-------- READING TEXT
In this post we’ll look at methods to analyse the attack surface of gRPC services. It won’t focus on specific vulnerabilities.

(Google) Remote Procedure Calls

gRPC is an open source RPC system developed at Google. You can think of gRPC services like APIs, although there are many key differences. Where APIs typically use JSON or XML, gRPC uses protocol buffers (protobufs) to serialise data being sent between a client and server. The way this serialisation happens is very strict.

Take this C# model as an example:

public class Customer
{
    public string FirstName { get; set; }
    public string LastName { get; set;}
}

A JSON serialiser may produce an output that looks like this:

var customer = new Customer { FirstName = "Rasta", LastName = "Mouse" };
var json = JsonConvert.SerializeObject(customer);

Console.WriteLine(json);

result => {"FirstName":"Rasta","LastName":"Mouse"}

However, there’s nothing stopping it re-ordering the properties. Even if it did so, it can still be deserialised back into a Customer object:

var json = @"{""LastName"":""Mouse"",""FirstName"":""Rasta""}";
var customer = JsonConvert.DeserializeObject<Customer>(json);

Console.WriteLine($"{customer.FirstName} {customer.LastName}");

result => Rasta Mouse

A gRPC protbuf not only defines the data properties, but also the order in which they should appear. A code-first gRPC contract may look something like this:

[DataContract]
public class Customer
{
    [DataMember(Order = 1)]
    public string FirstName { get; set; }

    [DataMember(Order = 2)]
    public string LastName { get; set; }
}

Unless you have existing knowledge of this contract, it’s very unlikely that you’ll be able to get anything useful from the service.
----------------
**PARTS OF THE EXERCISE:**
[A] Summarize the gRPC post in two sentences.
[B] Answer these questions from the gRPC post:
(i) What does the post say it won't focus on?
(ii) Where was gRPC developed?
(iii) In the code-first contract, what order value is given to LastName?
[C] Extend the gRPC post beyond its final sentence.
The material after the gRPC post is not needed here.
-------- SOURCE INFORMATION
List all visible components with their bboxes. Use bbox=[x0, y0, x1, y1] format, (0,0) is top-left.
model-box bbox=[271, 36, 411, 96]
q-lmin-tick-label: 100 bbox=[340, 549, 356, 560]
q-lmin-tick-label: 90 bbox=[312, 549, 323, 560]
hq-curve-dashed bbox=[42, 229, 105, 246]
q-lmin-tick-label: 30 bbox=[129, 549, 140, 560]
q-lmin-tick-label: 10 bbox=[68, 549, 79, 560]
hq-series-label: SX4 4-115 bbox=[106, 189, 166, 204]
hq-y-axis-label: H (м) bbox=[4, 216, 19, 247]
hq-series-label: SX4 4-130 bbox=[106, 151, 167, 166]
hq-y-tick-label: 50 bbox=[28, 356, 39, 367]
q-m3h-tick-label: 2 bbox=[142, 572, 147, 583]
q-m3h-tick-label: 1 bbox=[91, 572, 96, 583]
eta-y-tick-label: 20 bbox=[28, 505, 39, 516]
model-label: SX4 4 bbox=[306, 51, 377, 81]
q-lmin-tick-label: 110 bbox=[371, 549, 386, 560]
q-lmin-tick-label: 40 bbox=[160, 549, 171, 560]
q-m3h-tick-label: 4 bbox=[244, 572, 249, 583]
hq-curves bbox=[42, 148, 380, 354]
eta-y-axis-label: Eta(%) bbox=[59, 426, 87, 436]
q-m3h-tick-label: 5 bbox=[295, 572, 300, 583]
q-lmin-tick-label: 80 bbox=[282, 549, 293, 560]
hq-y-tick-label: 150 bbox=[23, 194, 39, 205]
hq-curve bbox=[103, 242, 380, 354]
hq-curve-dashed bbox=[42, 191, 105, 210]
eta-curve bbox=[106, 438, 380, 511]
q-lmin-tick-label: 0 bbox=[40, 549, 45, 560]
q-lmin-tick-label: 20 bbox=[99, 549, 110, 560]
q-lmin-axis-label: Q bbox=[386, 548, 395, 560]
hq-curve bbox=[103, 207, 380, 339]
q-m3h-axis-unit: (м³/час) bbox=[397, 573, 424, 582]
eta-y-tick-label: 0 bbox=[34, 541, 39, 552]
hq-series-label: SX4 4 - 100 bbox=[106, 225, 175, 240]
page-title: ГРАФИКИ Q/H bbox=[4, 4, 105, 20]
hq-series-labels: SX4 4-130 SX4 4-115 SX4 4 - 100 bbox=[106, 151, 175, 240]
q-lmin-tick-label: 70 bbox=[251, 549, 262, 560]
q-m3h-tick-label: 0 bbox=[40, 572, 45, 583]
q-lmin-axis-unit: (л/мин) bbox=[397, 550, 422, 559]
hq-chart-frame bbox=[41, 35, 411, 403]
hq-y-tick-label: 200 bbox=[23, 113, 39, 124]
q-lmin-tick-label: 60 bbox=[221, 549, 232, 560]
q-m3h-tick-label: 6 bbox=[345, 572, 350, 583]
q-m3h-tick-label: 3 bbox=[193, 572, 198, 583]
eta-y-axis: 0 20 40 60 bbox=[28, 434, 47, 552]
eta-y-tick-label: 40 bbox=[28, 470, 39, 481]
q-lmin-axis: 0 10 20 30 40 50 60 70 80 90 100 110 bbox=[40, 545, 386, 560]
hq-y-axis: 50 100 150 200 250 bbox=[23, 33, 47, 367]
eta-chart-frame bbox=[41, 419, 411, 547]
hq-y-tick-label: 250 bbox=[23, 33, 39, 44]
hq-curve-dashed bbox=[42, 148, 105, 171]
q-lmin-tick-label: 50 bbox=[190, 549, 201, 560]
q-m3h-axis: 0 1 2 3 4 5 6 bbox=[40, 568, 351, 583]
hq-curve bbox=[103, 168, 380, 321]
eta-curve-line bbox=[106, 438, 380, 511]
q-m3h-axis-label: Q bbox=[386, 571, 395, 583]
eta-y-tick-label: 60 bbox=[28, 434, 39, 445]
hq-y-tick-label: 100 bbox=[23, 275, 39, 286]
----------------
**WRITTEN ANSWERS:**
[A] The gRPC post looks at methods for analyzing the attack surface of gRPC services, an open source RPC system developed at Google that uses protocol buffers instead of JSON or XML to serialize data sent between a client and server. A JSON serializer may reorder properties and still deserialize them, but a gRPC protobuf defines both the data properties and their order, so without existing knowledge of the contract it is very unlikely you'll get anything useful from the service.

[B]
(i) Specific vulnerabilities.
(ii) At Google.
(iii) 2.

[C]
gRPC Reflection is an optional extension for servers, which provides the protobuf contracts in human-readable format. The primary use case is to aid in client-side tool debugging - think of gRPC Reflection as Swagger for APIs.

gRPCurl is a CLI tool for interacting with gRPC services.

If reflection is not enabled, then you’re pretty much out of luck.

PS C:\> grpcurl -insecure localhost:8443 list
Failed to list services: server does not support the reflection API

Otherwise, you can start listing and describing the services.

PS C:\> grpcurl -insecure localhost:8443 list
greet.Greeter
grpc.reflection.v1alpha.ServerReflection

greet.Greeter is the only service - to get the contract for it, use grpc describe.

PS C:\> grpcurl -insecure localhost:8443 describe greet.Greeter
greet.Greeter is a service:
service Greeter {
  rpc SayHello ( .greet.HelloRequest ) returns ( .greet.HelloReply );
}

This service has a single method called SayHello. It takes in a HelloRequest and returns a HelloReply. For which we can also get the data members.

PS C:\> grpcurl -insecure localhost:8443 describe greet.HelloRequest
greet.HelloRequest is a message:
message HelloRequest {
  string name = 1;
}

PS C:\> grpcurl -insecure localhost:8443 describe greet.HelloReply
greet.HelloReply is a message:
message HelloReply {
  string message = 1;
}

So HelloRequest requires a single string property called name; and HelloRequest returns a single string property called message.

Now we have enough information to call the service.

PS C:\> grpcurl -insecure -d '{\"name\":\"Rasta\"}' localhost:8443 greet.Greeter.SayHello
{
  "message": "Hello Rasta"
}

Note that even the property names are case-sensitive.

PS C:\> grpcurl -insecure -d '{\"Name\":\"Rasta\"}' localhost:8443 greet.Greeter.SayHello
Error invoking method "greet.Greeter.SayHello": error getting request data: message type greet.HelloRequest has no known field named Name

Hopefully this gives you some helpful pointers if you ever come across gRPC services with relfection enabled.